● 本文抜粋
汗をかかない体質の改善方法・適度な空調に気をつける
あまりにも空調に頼っていると汗腺が全滅してしまいます。外気温との差が5度以内ほどを目指しましょう。
汗をかかない体質の改善方法・食べ物で調節する
身体を冷やす食べ物や飲み物を控えて、身体を温める食べ物を摂りましょう。ショウガや香辛料を使った料理などは発汗作用があるのでオススメです。朝食をしっかり摂る事も代謝の改善に効果があります。朝食を摂ると体温が上がり、身体がその体温を維持しようと昼間のエネルギー消費が活発になるので基礎代謝が上がり、発汗機能を高めてくれます。
汗をかかない体質の改善方法・入浴で改善する
老廃物を出して良い汗をたくさん出せるようにする為に、入浴もオススメの方法です。36度くらいの人肌のぬるめのお湯にじっくりと30分ほどつかるとサラサラのきれいな汗がたくさん出てきます。また、末しょう神経の血流を高める手足浴も効果があります。肘から指先まで、または膝から下を、42~43度ほどの熱めのお湯に5~10分ほどつけます。ミョウバンや重曹風呂も消臭殺菌効果があり、汗の臭い対策に有効です。
汗をかかない体質の改善方法・運動で改善する
良い汗をかく為には有酸素運動がおすすめです。有酸素運動は酸素を取り込んで汗腺の働きを活発化させてくれます。有酸素運動で良い汗を多く出すと、良い汗に含まれるミネラル成分が雑菌の増殖も抑えてくれます。良い汗はすぐに乾く性質があるので、臭いが発生する前に蒸発してしまいます。ウォーキングやヨガなどの有酸素運動で良い汗をたくさん出しましょう。効果的なのは1回につき20分以上の運動を週に1~2回のペースで行う事です。これは有酸素運動で体内が十分に温まり自然な発汗が常態化するための理想的なペースです。運動後はすぐに冷房のある部屋には移動せず汗を出し切りましょう。適度な水分補給も心がけてくださいね。
汗をかかない体質を改善して健康を維持しましょう
汗をかかない事は基礎代謝を下げ、老廃物と水分を体内に溜め込む原因にもなり、肌荒れや体臭も引き起こします。免疫力の低下も促し病気にもなりやすくなります。運動や入浴、食事や室内温度の調節など、様々な方法を使って良い汗をたくさんかける健康な身体を目指しましょう。

● 作業項目 1
本文抜粋によると、36度くらいのぬるめのお湯には、どれくらいの時間つかるとよいとされていますか。
● 作業項目 2
本文抜粋の見出しに示されている、汗をかかない体質の改善方法をすべて挙げてください。
● 作業項目 3
本文抜粋のうち、「汗をかかない体質を改善して健康を維持しましょう」から「健康な身体を目指しましょう。」までを、両端の語句も含めて一字一句そのまま書き写してください。
これらのエントリは、本文抜粋とは別の出典から取られたものです。

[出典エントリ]
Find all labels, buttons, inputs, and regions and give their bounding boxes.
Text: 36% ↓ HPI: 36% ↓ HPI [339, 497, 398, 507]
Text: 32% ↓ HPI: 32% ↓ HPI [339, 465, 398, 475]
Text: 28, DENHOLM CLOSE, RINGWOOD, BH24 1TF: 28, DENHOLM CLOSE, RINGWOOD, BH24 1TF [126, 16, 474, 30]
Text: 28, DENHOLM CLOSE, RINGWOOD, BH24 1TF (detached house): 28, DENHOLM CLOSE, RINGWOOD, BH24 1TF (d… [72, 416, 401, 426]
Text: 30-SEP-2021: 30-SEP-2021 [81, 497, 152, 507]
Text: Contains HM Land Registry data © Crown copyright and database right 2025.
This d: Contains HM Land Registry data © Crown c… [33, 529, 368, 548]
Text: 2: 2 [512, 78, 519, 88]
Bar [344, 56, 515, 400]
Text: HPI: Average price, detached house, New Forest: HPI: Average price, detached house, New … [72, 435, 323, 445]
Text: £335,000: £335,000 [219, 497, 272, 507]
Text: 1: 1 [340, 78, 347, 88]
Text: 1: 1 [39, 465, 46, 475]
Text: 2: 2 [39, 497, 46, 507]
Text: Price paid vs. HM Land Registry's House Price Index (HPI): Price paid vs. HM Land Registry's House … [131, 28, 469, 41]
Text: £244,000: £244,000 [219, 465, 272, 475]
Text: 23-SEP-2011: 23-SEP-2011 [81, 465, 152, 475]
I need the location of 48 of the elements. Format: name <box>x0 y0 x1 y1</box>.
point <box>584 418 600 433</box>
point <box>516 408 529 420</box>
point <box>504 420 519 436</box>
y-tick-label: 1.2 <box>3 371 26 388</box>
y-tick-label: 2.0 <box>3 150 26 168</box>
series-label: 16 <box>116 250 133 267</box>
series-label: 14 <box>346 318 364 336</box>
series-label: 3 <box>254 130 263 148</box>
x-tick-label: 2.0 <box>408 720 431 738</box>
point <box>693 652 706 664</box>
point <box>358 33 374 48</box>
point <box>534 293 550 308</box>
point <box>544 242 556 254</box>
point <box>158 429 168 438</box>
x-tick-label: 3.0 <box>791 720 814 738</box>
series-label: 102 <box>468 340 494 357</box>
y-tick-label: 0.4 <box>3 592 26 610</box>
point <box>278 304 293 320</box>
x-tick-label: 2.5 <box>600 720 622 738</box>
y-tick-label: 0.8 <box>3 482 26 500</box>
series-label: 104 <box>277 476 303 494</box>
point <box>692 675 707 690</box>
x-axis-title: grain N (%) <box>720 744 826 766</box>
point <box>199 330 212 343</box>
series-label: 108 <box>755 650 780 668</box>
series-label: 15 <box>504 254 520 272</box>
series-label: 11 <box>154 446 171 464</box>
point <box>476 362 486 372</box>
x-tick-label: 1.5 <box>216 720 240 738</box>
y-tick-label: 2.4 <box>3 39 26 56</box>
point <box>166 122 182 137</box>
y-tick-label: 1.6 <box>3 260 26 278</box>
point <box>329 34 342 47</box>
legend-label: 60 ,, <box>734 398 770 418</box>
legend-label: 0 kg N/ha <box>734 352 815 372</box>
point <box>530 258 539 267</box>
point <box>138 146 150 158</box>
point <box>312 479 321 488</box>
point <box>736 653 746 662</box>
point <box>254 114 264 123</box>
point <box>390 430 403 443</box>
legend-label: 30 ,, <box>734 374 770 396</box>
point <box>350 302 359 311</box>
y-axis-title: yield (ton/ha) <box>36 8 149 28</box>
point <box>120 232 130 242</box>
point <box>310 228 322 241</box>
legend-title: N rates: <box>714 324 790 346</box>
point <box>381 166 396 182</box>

● 解答例 1
30分ほどです。

● 解答例 2
適度な空調に気をつける、食べ物で調節する、入浴で改善する、運動で改善する

● 解答例 3
汗をかかない体質を改善して健康を維持しましょう
汗をかかない事は基礎代謝を下げ、老廃物と水分を体内に溜め込む原因にもなり、肌荒れや体臭も引き起こします。免疫力の低下も促し病気にもなりやすくなります。運動や入浴、食事や室内温度の調節など、様々な方法を使って良い汗をたくさんかける健康な身体を目指しましょう。